Reproduce word for word the stretch of the listing below, from the line containing "- star: [679, 151, 681, 153]" through the line containing "- star: [966, 302, 970, 306]", including both of those lines.
───── Records for the exercise
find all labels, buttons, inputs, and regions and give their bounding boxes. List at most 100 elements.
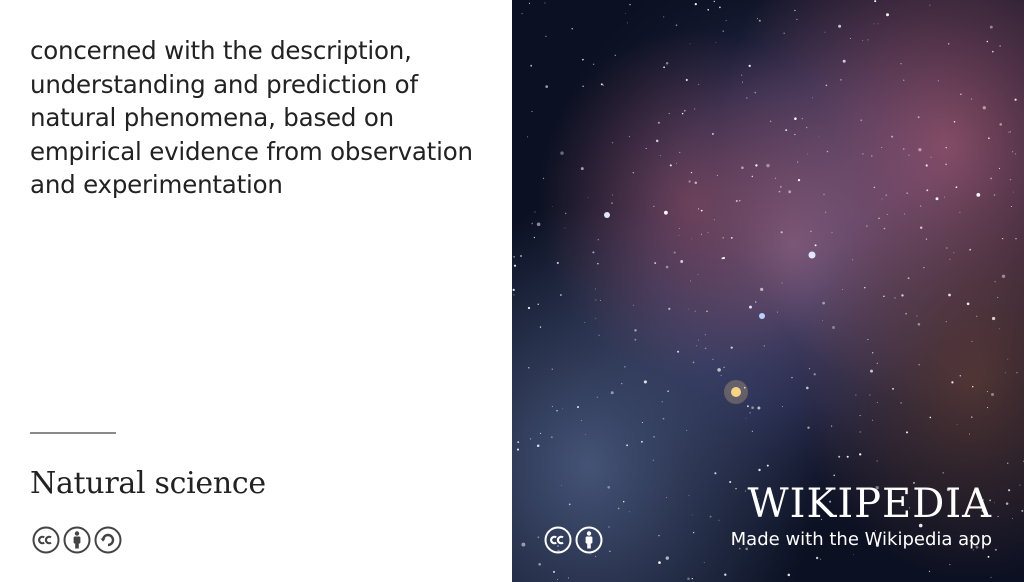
- star: [679, 151, 681, 153]
- star: [994, 281, 996, 283]
- star: [1010, 206, 1012, 207]
- star: [746, 97, 748, 99]
- star: [545, 35, 547, 37]
- star: [741, 74, 743, 76]
- star: [788, 190, 792, 194]
- star: [971, 385, 974, 388]
- star: [970, 98, 973, 100]
- star: [966, 302, 970, 306]
- star: [904, 213, 906, 215]
- star: [668, 307, 671, 310]
- star: [917, 323, 921, 326]
- star: [614, 54, 616, 56]
- star: [667, 390, 669, 392]
- wikipedia-branding: WIKIPEDIA Made with the Wikipedia app: [731, 482, 992, 552]
- star: [758, 468, 761, 472]
- star: [689, 43, 691, 45]
- star: [822, 320, 823, 321]
- star: [869, 394, 871, 396]
- star: [611, 142, 614, 144]
- star: [886, 13, 889, 17]
- star: [562, 408, 564, 410]
- star: [805, 386, 809, 390]
- star: [951, 381, 954, 384]
- star: [794, 117, 797, 120]
- star: [1008, 131, 1010, 133]
- star: [818, 135, 820, 137]
- star: [814, 244, 817, 247]
- star: [512, 288, 515, 292]
- star: [584, 321, 586, 323]
- star: [953, 252, 955, 254]
- star: [892, 388, 894, 390]
- star: [806, 153, 808, 155]
- star: [907, 277, 910, 280]
- star: [678, 234, 680, 236]
- star: [1007, 358, 1009, 360]
- star: [568, 503, 571, 506]
- star: [625, 13, 626, 15]
- star: [990, 576, 992, 578]
- star: [956, 423, 958, 425]
- star: [900, 63, 902, 65]
- star: [783, 32, 785, 34]
- star: [643, 380, 647, 384]
- star: [926, 189, 929, 192]
- star: [715, 41, 717, 43]
- article-excerpt: concerned with the description, understa…: [30, 36, 473, 199]
- star: [766, 163, 770, 168]
- star: [948, 293, 951, 297]
- cc-icon: [32, 526, 60, 554]
- license-icons-overlay: [544, 526, 603, 554]
- star: [561, 484, 562, 486]
- star: [923, 266, 925, 269]
- star: [959, 211, 961, 213]
- star: [694, 310, 696, 312]
- star: [822, 301, 825, 305]
- star: [539, 432, 542, 435]
- star: [665, 62, 669, 65]
- star: [989, 25, 993, 29]
- star: [661, 401, 663, 403]
- star: [560, 151, 564, 155]
- star: [551, 368, 553, 370]
- star: [1001, 237, 1004, 240]
- star: [993, 194, 996, 196]
- star: [1012, 191, 1014, 193]
- star: [990, 177, 993, 180]
- star: [903, 79, 905, 81]
- star: [823, 193, 825, 196]
- star: [544, 2, 546, 4]
- star: [849, 37, 851, 39]
- star: [622, 500, 625, 503]
- star: [842, 59, 846, 63]
- star: [998, 167, 1001, 170]
- star: [516, 448, 520, 451]
- star: [653, 435, 656, 438]
- star: [552, 206, 553, 208]
- star: [658, 534, 660, 537]
- star: [655, 139, 659, 143]
- star: [697, 274, 699, 275]
- star: [872, 419, 874, 421]
- star: [991, 316, 996, 321]
- star: [632, 172, 634, 174]
- star: [749, 305, 752, 309]
- star: [666, 497, 667, 498]
- star: [534, 211, 536, 213]
- star: [703, 562, 705, 564]
- star: [949, 258, 951, 260]
- star: [930, 156, 932, 158]
- star: [741, 81, 743, 83]
- star: [878, 217, 880, 220]
- star: [916, 315, 918, 317]
- star: [659, 155, 661, 156]
- star: [937, 80, 939, 82]
- star: [819, 558, 822, 560]
- star: [998, 328, 1000, 330]
- star: [716, 175, 718, 177]
- star: [754, 91, 757, 94]
- star: [1014, 98, 1017, 101]
- star: [735, 199, 738, 203]
- star: [774, 177, 777, 179]
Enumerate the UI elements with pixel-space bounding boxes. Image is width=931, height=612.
──────────
▸ **Task output**:
- star: [679, 151, 681, 153]
- star: [994, 281, 996, 283]
- star: [1010, 206, 1012, 207]
- star: [746, 97, 748, 99]
- star: [545, 35, 547, 37]
- star: [741, 74, 743, 76]
- star: [788, 190, 792, 194]
- star: [971, 385, 974, 388]
- star: [970, 98, 973, 100]
- star: [966, 302, 970, 306]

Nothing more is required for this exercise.